─── Entries provided ───
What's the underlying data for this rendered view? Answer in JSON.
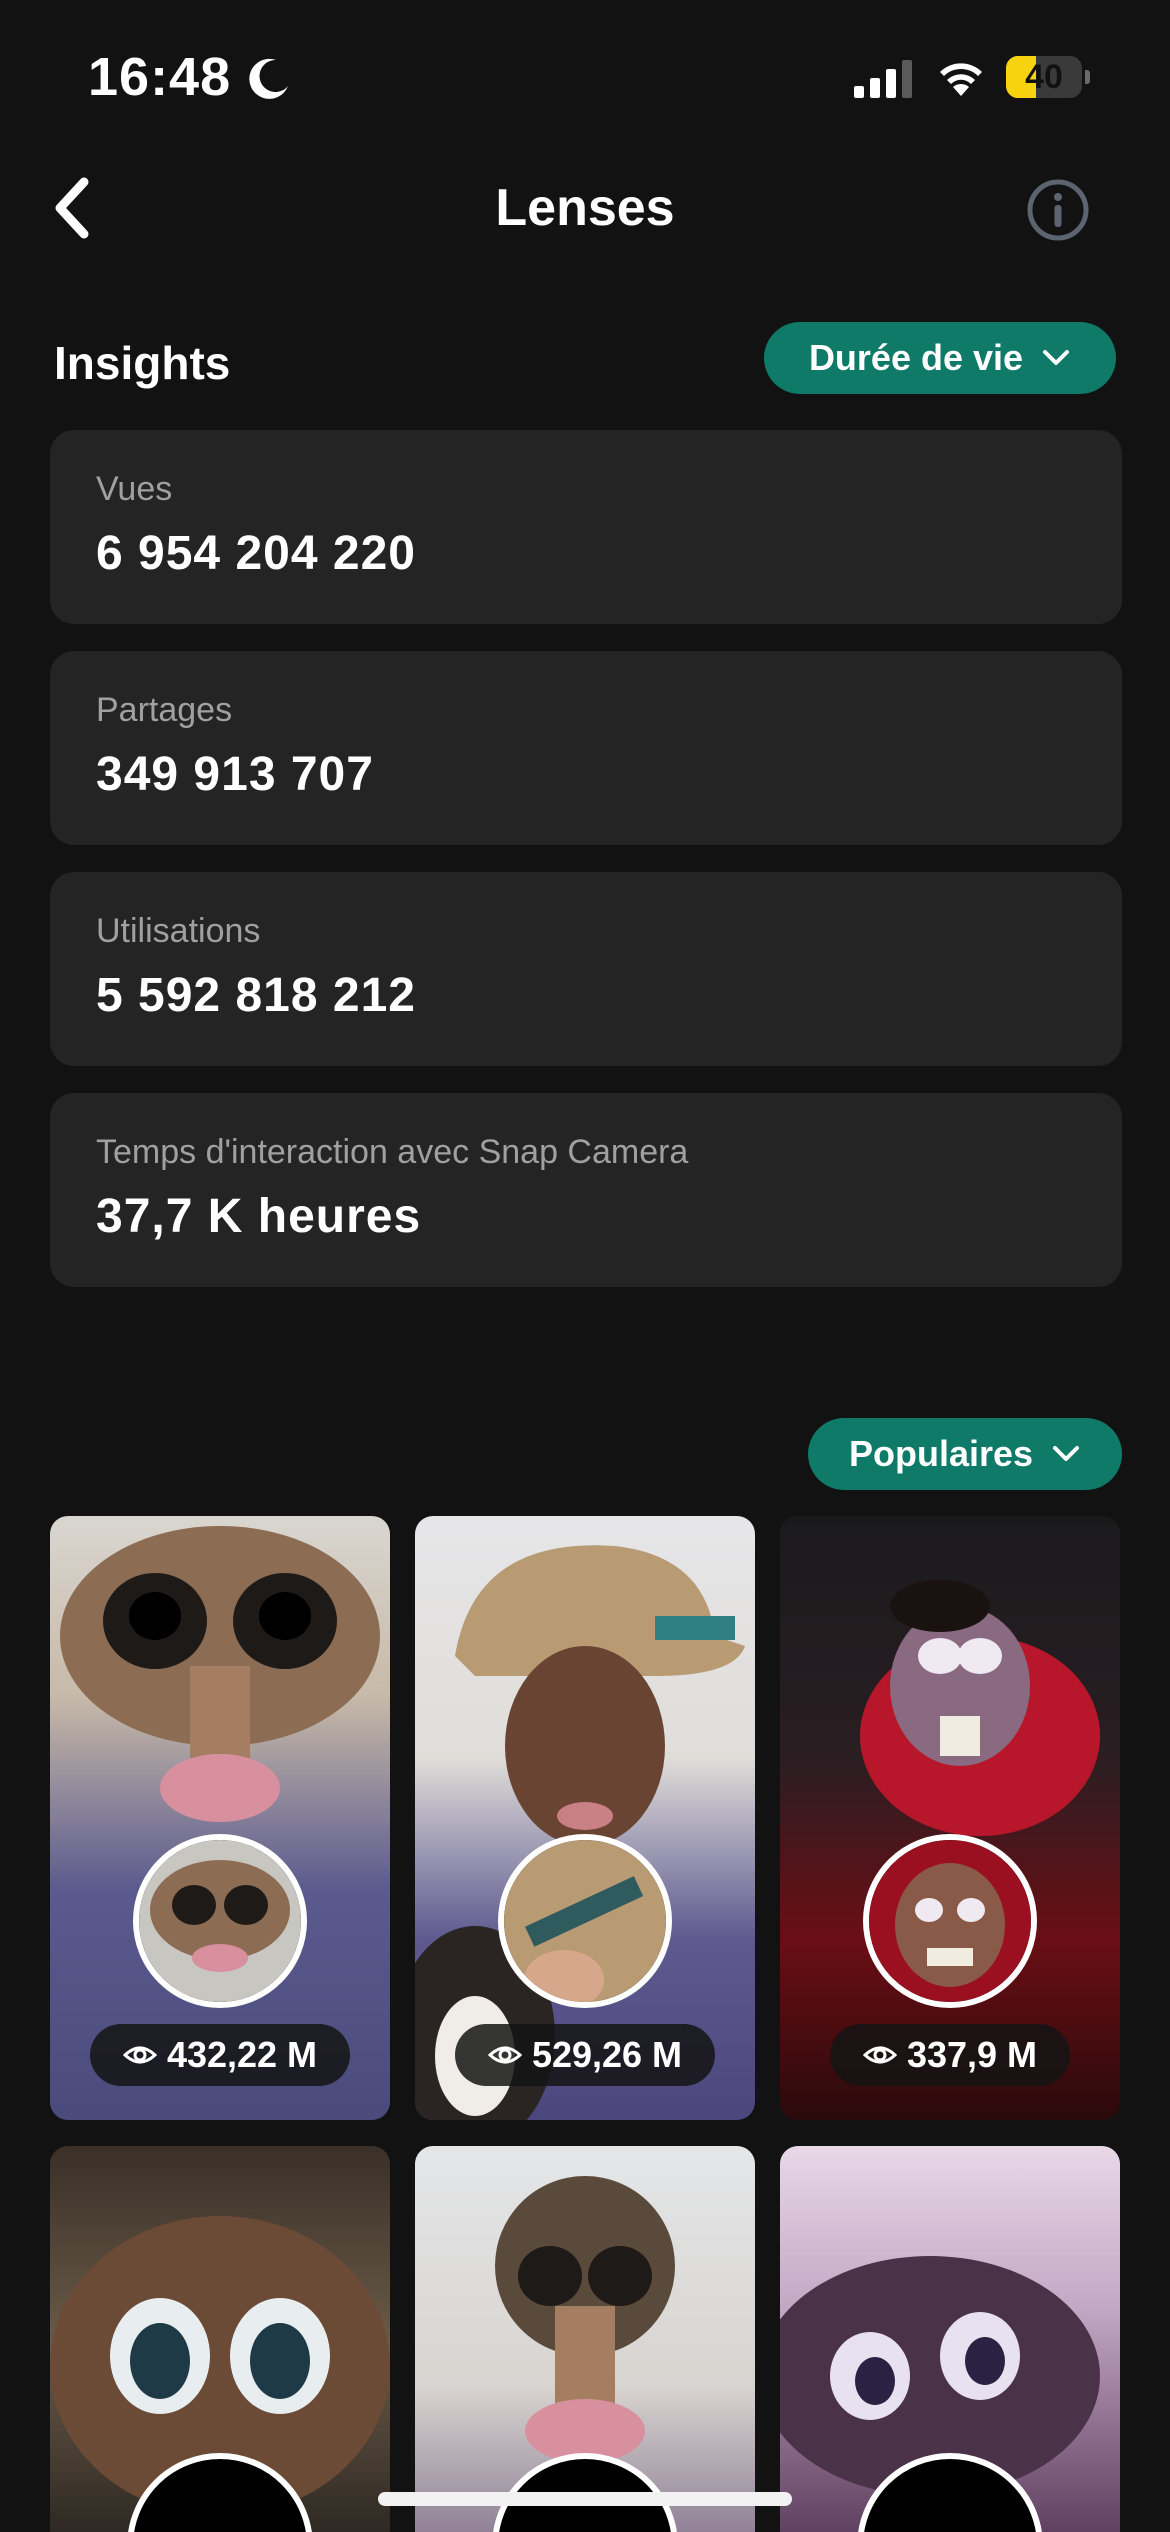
{
  "status_bar": {
    "time": "16:48",
    "battery_level": "40",
    "battery_fraction": 0.4,
    "icons": [
      "moon-icon",
      "signal-icon",
      "wifi-icon",
      "battery-icon"
    ]
  },
  "nav": {
    "title": "Lenses",
    "back_icon": "chevron-left-icon",
    "info_icon": "info-icon"
  },
  "insights": {
    "title": "Insights",
    "period_filter": "Durée de vie",
    "stats": [
      {
        "label": "Vues",
        "value": "6 954 204 220"
      },
      {
        "label": "Partages",
        "value": "349 913 707"
      },
      {
        "label": "Utilisations",
        "value": "5 592 818 212"
      },
      {
        "label": "Temps d'interaction avec Snap Camera",
        "value": "37,7 K heures"
      }
    ]
  },
  "lenses": {
    "sort_filter": "Populaires",
    "items": [
      {
        "views": "432,22 M"
      },
      {
        "views": "529,26 M"
      },
      {
        "views": "337,9 M"
      },
      {
        "views": ""
      },
      {
        "views": ""
      },
      {
        "views": ""
      }
    ]
  },
  "colors": {
    "background": "#121212",
    "card": "#242424",
    "accent": "#0e7a67",
    "battery": "#f7d20f"
  }
}
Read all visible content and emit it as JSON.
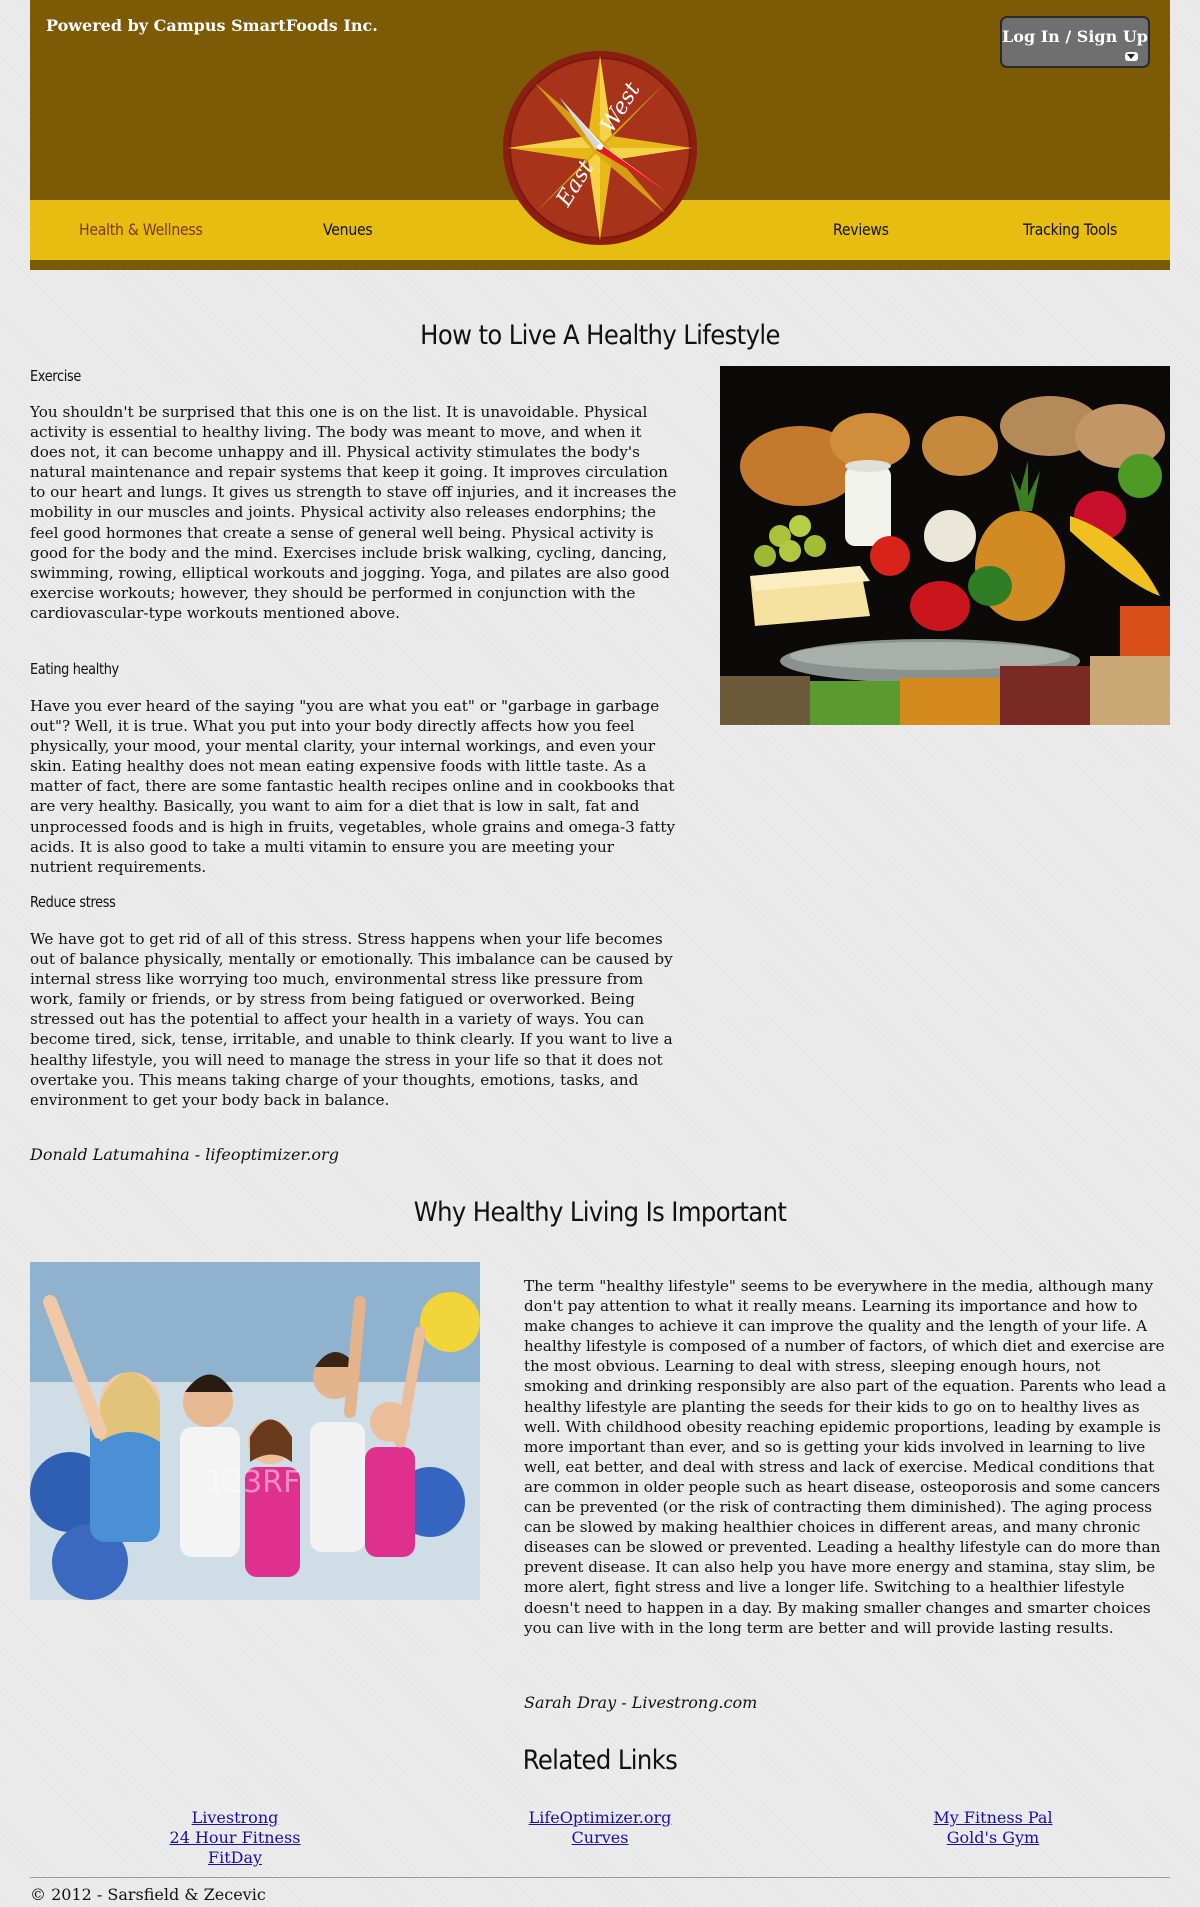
{
  "header": {
    "powered_by": "Powered by Campus SmartFoods Inc.",
    "login_label": "Log In / Sign Up",
    "logo_text_east": "East",
    "logo_text_west": "West",
    "colors": {
      "header_brown": "#7c5a06",
      "nav_yellow": "#e6bd10",
      "active_nav": "#7a3a0a"
    }
  },
  "nav": [
    {
      "label": "Health & Wellness",
      "active": true
    },
    {
      "label": "Venues"
    },
    {
      "label": "Reviews"
    },
    {
      "label": "Tracking Tools"
    }
  ],
  "section1": {
    "title": "How to Live A Healthy Lifestyle",
    "exercise_heading": "Exercise",
    "exercise_text": "You shouldn't be surprised that this one is on the list. It is unavoidable. Physical activity is essential to healthy living. The body was meant to move, and when it does not, it can become unhappy and ill. Physical activity stimulates the body's natural maintenance and repair systems that keep it going. It improves circulation to our heart and lungs. It gives us strength to stave off injuries, and it increases the mobility in our muscles and joints. Physical activity also releases endorphins; the feel good hormones that create a sense of general well being. Physical activity is good for the body and the mind. Exercises include brisk walking, cycling, dancing, swimming, rowing, elliptical workouts and jogging. Yoga, and pilates are also good exercise workouts; however, they should be performed in conjunction with the cardiovascular-type workouts mentioned above.",
    "eating_heading": "Eating healthy",
    "eating_text": "Have you ever heard of the saying \"you are what you eat\" or \"garbage in garbage out\"? Well, it is true. What you put into your body directly affects how you feel physically, your mood, your mental clarity, your internal workings, and even your skin. Eating healthy does not mean eating expensive foods with little taste. As a matter of fact, there are some fantastic health recipes online and in cookbooks that are very healthy. Basically, you want to aim for a diet that is low in salt, fat and unprocessed foods and is high in fruits, vegetables, whole grains and omega-3 fatty acids. It is also good to take a multi vitamin to ensure you are meeting your nutrient requirements.",
    "stress_heading": "Reduce stress",
    "stress_text": "We have got to get rid of all of this stress. Stress happens when your life becomes out of balance physically, mentally or emotionally. This imbalance can be caused by internal stress like worrying too much, environmental stress like pressure from work, family or friends, or by stress from being fatigued or overworked. Being stressed out has the potential to affect your health in a variety of ways. You can become tired, sick, tense, irritable, and unable to think clearly. If you want to live a healthy lifestyle, you will need to manage the stress in your life so that it does not overtake you. This means taking charge of your thoughts, emotions, tasks, and environment to get your body back in balance.",
    "credit": "Donald Latumahina - lifeoptimizer.org"
  },
  "section2": {
    "title": "Why Healthy Living Is Important",
    "text": "The term \"healthy lifestyle\" seems to be everywhere in the media, although many don't pay attention to what it really means. Learning its importance and how to make changes to achieve it can improve the quality and the length of your life. A healthy lifestyle is composed of a number of factors, of which diet and exercise are the most obvious. Learning to deal with stress, sleeping enough hours, not smoking and drinking responsibly are also part of the equation. Parents who lead a healthy lifestyle are planting the seeds for their kids to go on to healthy lives as well. With childhood obesity reaching epidemic proportions, leading by example is more important than ever, and so is getting your kids involved in learning to live well, eat better, and deal with stress and lack of exercise. Medical conditions that are common in older people such as heart disease, osteoporosis and some cancers can be prevented (or the risk of contracting them diminished). The aging process can be slowed by making healthier choices in different areas, and many chronic diseases can be slowed or prevented. Leading a healthy lifestyle can do more than prevent disease. It can also help you have more energy and stamina, stay slim, be more alert, fight stress and live a longer life. Switching to a healthier lifestyle doesn't need to happen in a day. By making smaller changes and smarter choices you can live with in the long term are better and will provide lasting results.",
    "credit": "Sarah Dray - Livestrong.com",
    "watermark": "123RF"
  },
  "related": {
    "title": "Related Links",
    "col1": [
      "Livestrong",
      "24 Hour Fitness",
      "FitDay"
    ],
    "col2": [
      "LifeOptimizer.org",
      "Curves"
    ],
    "col3": [
      "My Fitness Pal",
      "Gold's Gym"
    ]
  },
  "footer": {
    "copyright": "© 2012 - Sarsfield & Zecevic"
  }
}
───
Task prompt
Scan the data for the word "credit" and copy every line where it shows up.

The response
    "credit": "Donald Latumahina - lifeoptimizer.org"
    "credit": "Sarah Dray - Livestrong.com",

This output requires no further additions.